Collection entries:

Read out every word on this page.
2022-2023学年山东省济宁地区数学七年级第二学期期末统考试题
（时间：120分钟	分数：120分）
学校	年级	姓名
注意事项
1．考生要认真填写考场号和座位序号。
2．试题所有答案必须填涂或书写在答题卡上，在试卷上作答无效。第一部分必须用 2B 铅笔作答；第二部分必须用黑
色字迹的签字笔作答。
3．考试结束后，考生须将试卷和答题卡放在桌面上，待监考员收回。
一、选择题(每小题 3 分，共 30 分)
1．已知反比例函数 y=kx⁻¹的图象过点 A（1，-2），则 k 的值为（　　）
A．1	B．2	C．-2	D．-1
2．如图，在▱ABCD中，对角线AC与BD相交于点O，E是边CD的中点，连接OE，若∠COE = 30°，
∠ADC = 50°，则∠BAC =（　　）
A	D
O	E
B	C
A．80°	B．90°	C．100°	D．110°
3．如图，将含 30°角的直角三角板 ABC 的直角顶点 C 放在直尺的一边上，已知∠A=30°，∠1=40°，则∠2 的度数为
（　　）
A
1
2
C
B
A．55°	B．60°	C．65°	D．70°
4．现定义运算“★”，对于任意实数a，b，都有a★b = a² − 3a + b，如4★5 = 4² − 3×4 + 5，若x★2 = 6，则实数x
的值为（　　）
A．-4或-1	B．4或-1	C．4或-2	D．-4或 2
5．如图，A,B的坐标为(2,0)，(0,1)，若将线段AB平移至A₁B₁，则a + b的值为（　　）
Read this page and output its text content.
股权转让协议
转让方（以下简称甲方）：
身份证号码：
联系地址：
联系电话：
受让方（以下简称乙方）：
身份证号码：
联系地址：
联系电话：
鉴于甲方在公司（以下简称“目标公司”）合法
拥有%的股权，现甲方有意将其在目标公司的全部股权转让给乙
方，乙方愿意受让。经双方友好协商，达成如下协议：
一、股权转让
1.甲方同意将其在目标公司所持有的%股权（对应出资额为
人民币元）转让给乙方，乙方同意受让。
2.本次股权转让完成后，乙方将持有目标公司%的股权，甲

> Task prompt: Transcribe the entire listing above precisely.

> The solution:
Read out every word on this page.
2022-2023学年山东省济宁地区数学七年级第二学期期末统考试题
（时间：120分钟	分数：120分）
学校	年级	姓名
注意事项
1．考生要认真填写考场号和座位序号。
2．试题所有答案必须填涂或书写在答题卡上，在试卷上作答无效。第一部分必须用 2B 铅笔作答；第二部分必须用黑
色字迹的签字笔作答。
3．考试结束后，考生须将试卷和答题卡放在桌面上，待监考员收回。
一、选择题(每小题 3 分，共 30 分)
1．已知反比例函数 y=kx⁻¹的图象过点 A（1，-2），则 k 的值为（　　）
A．1	B．2	C．-2	D．-1
2．如图，在▱ABCD中，对角线AC与BD相交于点O，E是边CD的中点，连接OE，若∠COE = 30°，
∠ADC = 50°，则∠BAC =（　　）
A	D
O	E
B	C
A．80°	B．90°	C．100°	D．110°
3．如图，将含 30°角的直角三角板 ABC 的直角顶点 C 放在直尺的一边上，已知∠A=30°，∠1=40°，则∠2 的度数为
（　　）
A
1
2
C
B
A．55°	B．60°	C．65°	D．70°
4．现定义运算“★”，对于任意实数a，b，都有a★b = a² − 3a + b，如4★5 = 4² − 3×4 + 5，若x★2 = 6，则实数x
的值为（　　）
A．-4或-1	B．4或-1	C．4或-2	D．-4或 2
5．如图，A,B的坐标为(2,0)，(0,1)，若将线段AB平移至A₁B₁，则a + b的值为（　　）
Read this page and output its text content.
股权转让协议
转让方（以下简称甲方）：
身份证号码：
联系地址：
联系电话：
受让方（以下简称乙方）：
身份证号码：
联系地址：
联系电话：
鉴于甲方在公司（以下简称“目标公司”）合法
拥有%的股权，现甲方有意将其在目标公司的全部股权转让给乙
方，乙方愿意受让。经双方友好协商，达成如下协议：
一、股权转让
1.甲方同意将其在目标公司所持有的%股权（对应出资额为
人民币元）转让给乙方，乙方同意受让。
2.本次股权转让完成后，乙方将持有目标公司%的股权，甲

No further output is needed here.